=== What to produce ===
In the records below, work out how many lines hold the word "active". Report the number alone.

## Begin Records to process

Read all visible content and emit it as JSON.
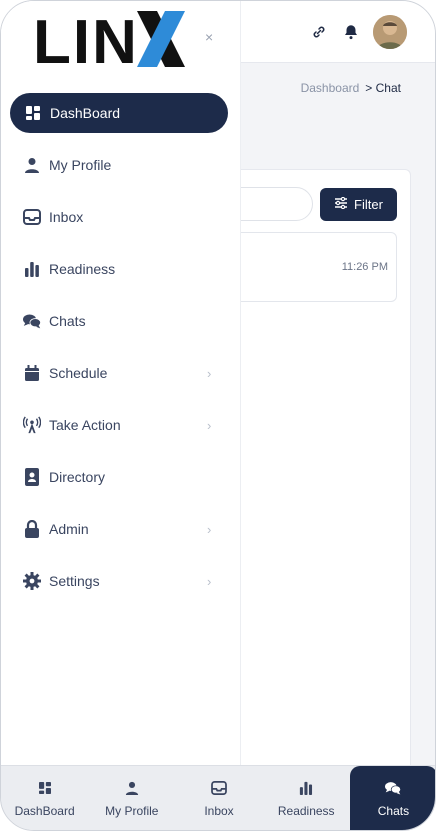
{
  "brand": {
    "logo_text": "LINX",
    "close_symbol": "×"
  },
  "breadcrumb": {
    "parent": "Dashboard",
    "current": "> Chat"
  },
  "toolbar": {
    "filter_label": "Filter"
  },
  "chat_list": [
    {
      "time": "11:26 PM"
    }
  ],
  "sidebar": {
    "items": [
      {
        "label": "DashBoard",
        "icon": "dashboard-icon",
        "chevron": false
      },
      {
        "label": "My Profile",
        "icon": "user-icon",
        "chevron": false
      },
      {
        "label": "Inbox",
        "icon": "inbox-icon",
        "chevron": false
      },
      {
        "label": "Readiness",
        "icon": "bar-chart-icon",
        "chevron": false
      },
      {
        "label": "Chats",
        "icon": "chat-bubbles-icon",
        "chevron": false
      },
      {
        "label": "Schedule",
        "icon": "calendar-icon",
        "chevron": true
      },
      {
        "label": "Take Action",
        "icon": "broadcast-tower-icon",
        "chevron": true
      },
      {
        "label": "Directory",
        "icon": "address-book-icon",
        "chevron": false
      },
      {
        "label": "Admin",
        "icon": "lock-icon",
        "chevron": true
      },
      {
        "label": "Settings",
        "icon": "gear-icon",
        "chevron": true
      }
    ]
  },
  "bottom_nav": {
    "items": [
      {
        "label": "DashBoard",
        "icon": "dashboard-icon"
      },
      {
        "label": "My Profile",
        "icon": "user-icon"
      },
      {
        "label": "Inbox",
        "icon": "inbox-icon"
      },
      {
        "label": "Readiness",
        "icon": "bar-chart-icon"
      },
      {
        "label": "Chats",
        "icon": "chat-bubbles-icon",
        "active": true
      }
    ]
  },
  "colors": {
    "primary": "#1d2b4a",
    "logo_blue": "#2e8bd8",
    "text": "#3a4560"
  }
}
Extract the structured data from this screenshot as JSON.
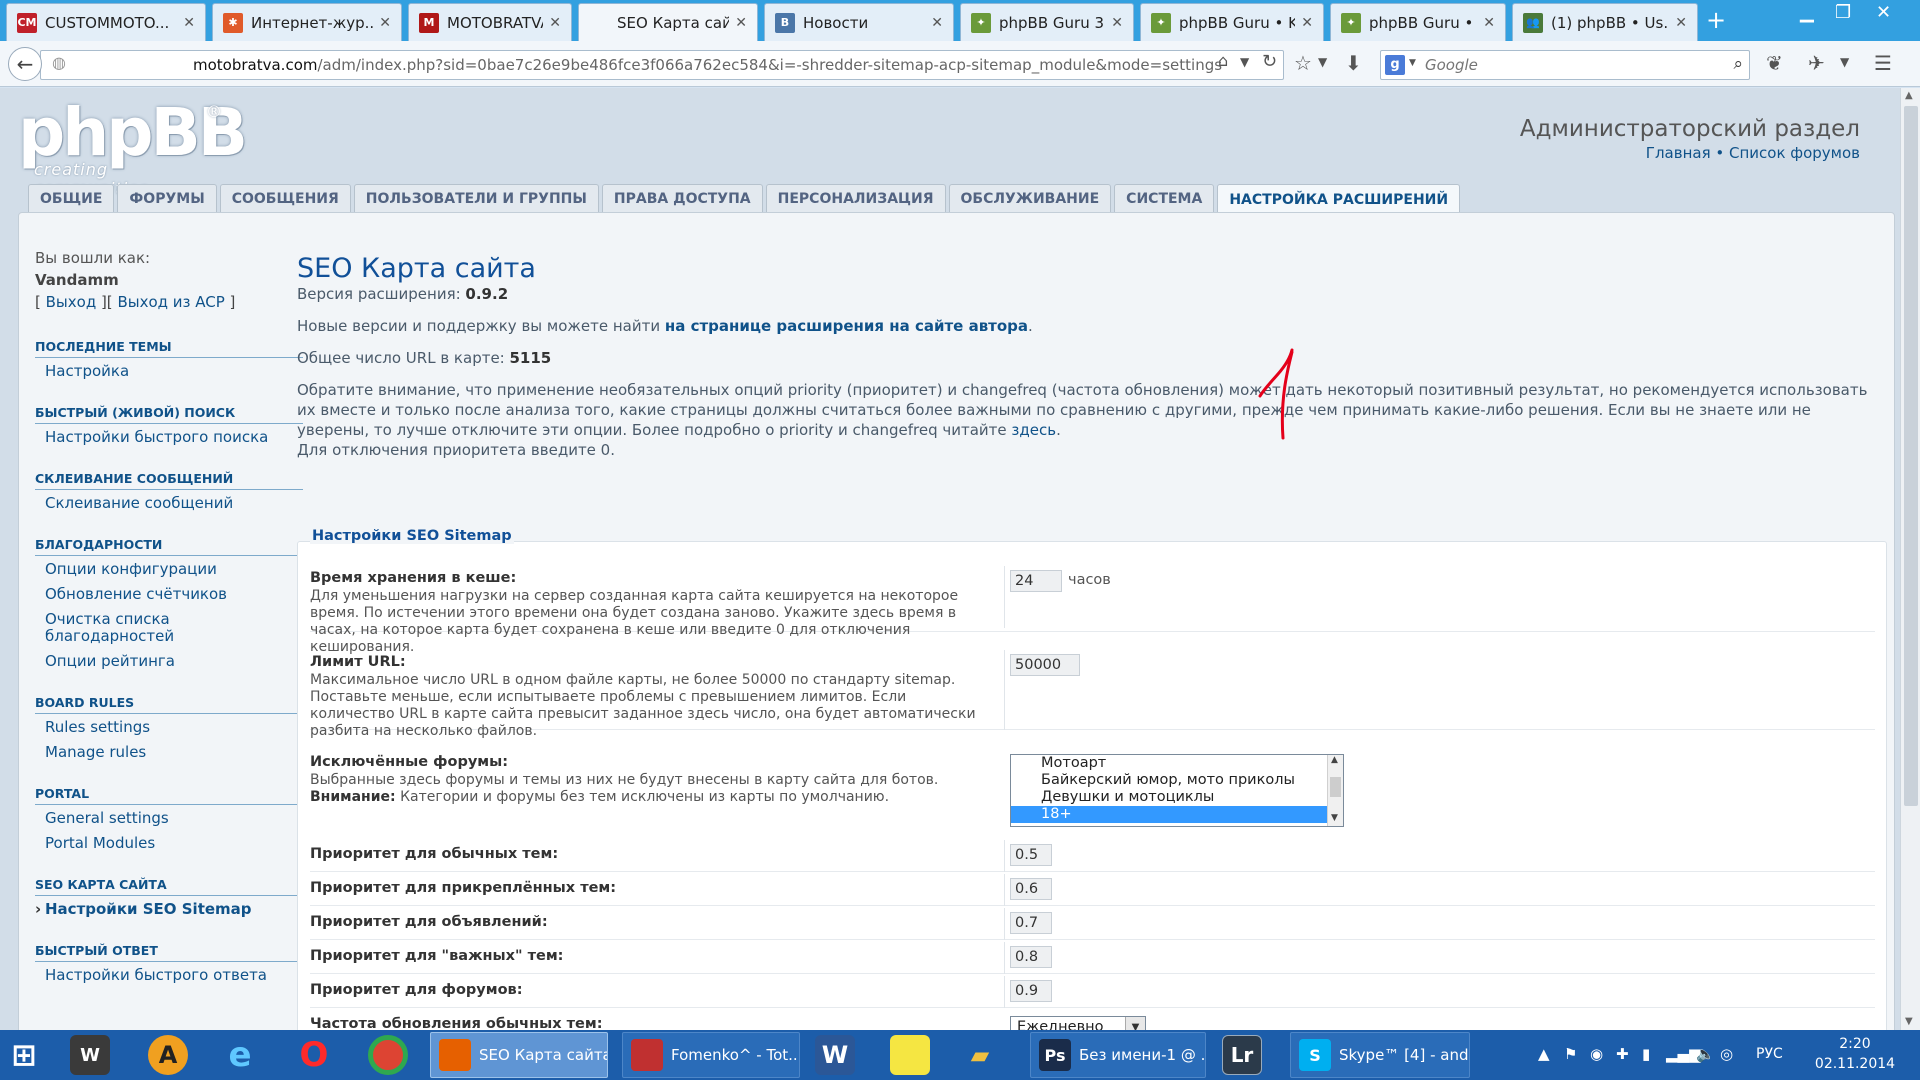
{
  "browser": {
    "tabs": [
      {
        "title": "CUSTOMMOTO...",
        "icon": "custommoto-icon",
        "color": "#c0202a",
        "glyph": "CM"
      },
      {
        "title": "Интернет-жур...",
        "icon": "joomla-icon",
        "color": "#e05a2a",
        "glyph": "✱"
      },
      {
        "title": "MOTOBRATVA....",
        "icon": "motobratva-icon",
        "color": "#b01818",
        "glyph": "M"
      },
      {
        "title": "SEO Карта сайта",
        "icon": "blank-page-icon",
        "color": "",
        "glyph": ""
      },
      {
        "title": "Новости",
        "icon": "vk-icon",
        "color": "#4a76a8",
        "glyph": "В"
      },
      {
        "title": "phpBB Guru 3.1...",
        "icon": "phpbb-guru-icon",
        "color": "#6a9a3a",
        "glyph": "✦"
      },
      {
        "title": "phpBB Guru • K...",
        "icon": "phpbb-guru-icon",
        "color": "#6a9a3a",
        "glyph": "✦"
      },
      {
        "title": "phpBB Guru • ...",
        "icon": "phpbb-guru-icon",
        "color": "#6a9a3a",
        "glyph": "✦"
      },
      {
        "title": "(1) phpBB • Us...",
        "icon": "users-icon",
        "color": "#4a7a3a",
        "glyph": "👥"
      }
    ],
    "url_host": "motobratva.com",
    "url_path": "/adm/index.php?sid=0bae7c26e9be486fce3f066a762ec584&i=-shredder-sitemap-acp-sitemap_module&mode=settings",
    "search_placeholder": "Google"
  },
  "header": {
    "logo_main": "phpBB",
    "logo_sub": "creating  communities",
    "logo_reg": "®",
    "acp_title": "Администраторский раздел",
    "link_home": "Главная",
    "link_sep": " • ",
    "link_forums": "Список форумов"
  },
  "tabs": [
    {
      "label": "ОБЩИЕ",
      "name": "tab-general"
    },
    {
      "label": "ФОРУМЫ",
      "name": "tab-forums"
    },
    {
      "label": "СООБЩЕНИЯ",
      "name": "tab-posts"
    },
    {
      "label": "ПОЛЬЗОВАТЕЛИ И ГРУППЫ",
      "name": "tab-users-groups"
    },
    {
      "label": "ПРАВА ДОСТУПА",
      "name": "tab-permissions"
    },
    {
      "label": "ПЕРСОНАЛИЗАЦИЯ",
      "name": "tab-customise"
    },
    {
      "label": "ОБСЛУЖИВАНИЕ",
      "name": "tab-maintenance"
    },
    {
      "label": "СИСТЕМА",
      "name": "tab-system"
    },
    {
      "label": "НАСТРОЙКА РАСШИРЕНИЙ",
      "name": "tab-extensions",
      "active": true
    }
  ],
  "sidebar": {
    "logged_in_as": "Вы вошли как:",
    "username": "Vandamm",
    "logout_open": "[ ",
    "logout": "Выход",
    "logout_mid": " ][ ",
    "logout_acp": "Выход из ACP",
    "logout_close": " ]",
    "sections": [
      {
        "title": "ПОСЛЕДНИЕ ТЕМЫ",
        "items": [
          {
            "label": "Настройка"
          }
        ]
      },
      {
        "title": "БЫСТРЫЙ (ЖИВОЙ) ПОИСК",
        "items": [
          {
            "label": "Настройки быстрого поиска"
          }
        ]
      },
      {
        "title": "СКЛЕИВАНИЕ СООБЩЕНИЙ",
        "items": [
          {
            "label": "Склеивание сообщений"
          }
        ]
      },
      {
        "title": "БЛАГОДАРНОСТИ",
        "items": [
          {
            "label": "Опции конфигурации"
          },
          {
            "label": "Обновление счётчиков"
          },
          {
            "label": "Очистка списка благодарностей"
          },
          {
            "label": "Опции рейтинга"
          }
        ]
      },
      {
        "title": "BOARD RULES",
        "items": [
          {
            "label": "Rules settings"
          },
          {
            "label": "Manage rules"
          }
        ]
      },
      {
        "title": "PORTAL",
        "items": [
          {
            "label": "General settings"
          },
          {
            "label": "Portal Modules"
          }
        ]
      },
      {
        "title": "SEO КАРТА САЙТА",
        "items": [
          {
            "label": "Настройки SEO Sitemap",
            "current": true
          }
        ]
      },
      {
        "title": "БЫСТРЫЙ ОТВЕТ",
        "items": [
          {
            "label": "Настройки быстрого ответа"
          }
        ]
      }
    ]
  },
  "main": {
    "title": "SEO Карта сайта",
    "version_label": "Версия расширения: ",
    "version": "0.9.2",
    "newver_text": "Новые версии и поддержку вы можете найти ",
    "newver_link": "на странице расширения на сайте автора",
    "newver_end": ".",
    "url_count_label": "Общее число URL в карте: ",
    "url_count": "5115",
    "notice": "Обратите внимание, что применение необязательных опций priority (приоритет) и changefreq (частота обновления) может дать некоторый позитивный результат, но рекомендуется использовать их вместе и только после анализа того, какие страницы должны считаться более важными по сравнению с другими, прежде чем принимать какие-либо решения. Если вы не знаете или не уверены, то лучше отключите эти опции. Более подробно о priority и changefreq читайте ",
    "notice_link": "здесь",
    "notice_end": ".",
    "notice_2": "Для отключения приоритета введите 0.",
    "fieldset_title": "Настройки SEO Sitemap",
    "settings": {
      "cache": {
        "label": "Время хранения в кеше:",
        "desc": "Для уменьшения нагрузки на сервер созданная карта сайта кешируется на некоторое время. По истечении этого времени она будет создана заново. Укажите здесь время в часах, на которое карта будет сохранена в кеше или введите 0 для отключения кеширования.",
        "value": "24",
        "unit": "часов"
      },
      "url_limit": {
        "label": "Лимит URL:",
        "desc": "Максимальное число URL в одном файле карты, не более 50000 по стандарту sitemap. Поставьте меньше, если испытываете проблемы с превышением лимитов. Если количество URL в карте сайта превысит заданное здесь число, она будет автоматически разбита на несколько файлов.",
        "value": "50000"
      },
      "excluded": {
        "label": "Исключённые форумы:",
        "desc": "Выбранные здесь форумы и темы из них не будут внесены в карту сайта для ботов.",
        "warn_label": "Внимание:",
        "warn": " Категории и форумы без тем исключены из карты по умолчанию.",
        "options": [
          "Мотоарт",
          "Байкерский юмор, мото приколы",
          "Девушки и мотоциклы",
          "18+"
        ],
        "selected": "18+"
      },
      "prio_normal": {
        "label": "Приоритет для обычных тем:",
        "value": "0.5"
      },
      "prio_sticky": {
        "label": "Приоритет для прикреплённых тем:",
        "value": "0.6"
      },
      "prio_announce": {
        "label": "Приоритет для объявлений:",
        "value": "0.7"
      },
      "prio_global": {
        "label": "Приоритет для \"важных\" тем:",
        "value": "0.8"
      },
      "prio_forums": {
        "label": "Приоритет для форумов:",
        "value": "0.9"
      },
      "freq_normal": {
        "label": "Частота обновления обычных тем:",
        "value": "Ежедневно"
      }
    }
  },
  "taskbar": {
    "windows": [
      {
        "title": "SEO Карта сайта...",
        "icon": "firefox-icon",
        "color": "#e66000",
        "active": true
      },
      {
        "title": "Fomenko^ - Tot...",
        "icon": "total-commander-icon",
        "color": "#c03030"
      },
      {
        "title": "Без имени-1 @ ...",
        "icon": "photoshop-icon",
        "color": "#1a2c4a",
        "glyph": "Ps"
      },
      {
        "title": "Skype™ [4] - and...",
        "icon": "skype-icon",
        "color": "#00aff0",
        "glyph": "S"
      }
    ],
    "lang": "РУС",
    "time": "2:20",
    "date": "02.11.2014"
  }
}
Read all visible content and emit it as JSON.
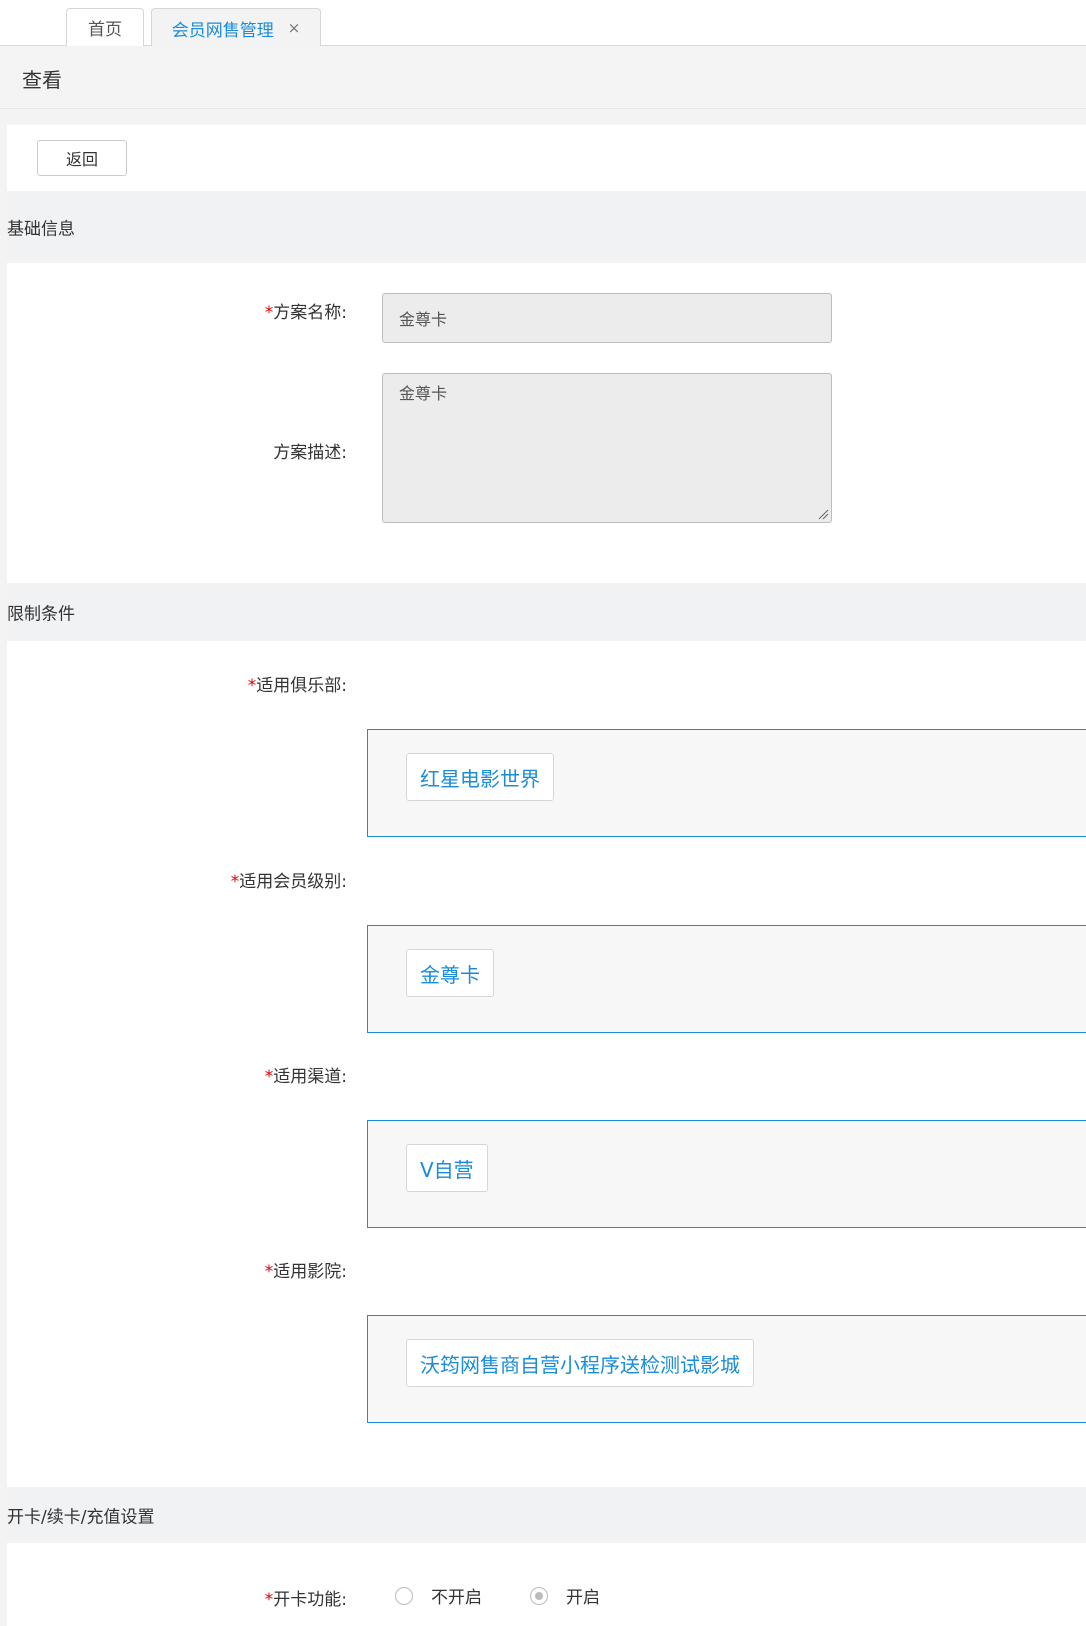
{
  "tabs": [
    {
      "label": "首页",
      "active": false
    },
    {
      "label": "会员网售管理",
      "active": true,
      "close": "×"
    }
  ],
  "page": {
    "title": "查看"
  },
  "toolbar": {
    "back_label": "返回"
  },
  "sections": {
    "basic": {
      "title": "基础信息",
      "plan_name": {
        "required_mark": "*",
        "label": "方案名称:",
        "value": "金尊卡"
      },
      "plan_desc": {
        "label": "方案描述:",
        "value": "金尊卡"
      }
    },
    "restrictions": {
      "title": "限制条件",
      "clubs": {
        "required_mark": "*",
        "label": "适用俱乐部:",
        "tags": [
          "红星电影世界"
        ]
      },
      "levels": {
        "required_mark": "*",
        "label": "适用会员级别:",
        "tags": [
          "金尊卡"
        ]
      },
      "channels": {
        "required_mark": "*",
        "label": "适用渠道:",
        "tags": [
          "V自营"
        ]
      },
      "cinemas": {
        "required_mark": "*",
        "label": "适用影院:",
        "tags": [
          "沃筠网售商自营小程序送检测试影城"
        ]
      }
    },
    "card_settings": {
      "title": "开卡/续卡/充值设置",
      "open_card": {
        "required_mark": "*",
        "label": "开卡功能:",
        "options": [
          {
            "label": "不开启",
            "checked": false
          },
          {
            "label": "开启",
            "checked": true
          }
        ]
      }
    }
  },
  "colors": {
    "accent": "#1a8cd8",
    "required": "#e40000",
    "section_bg": "#f1f2f4"
  }
}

## End Records to process

=== Exercise output ===
5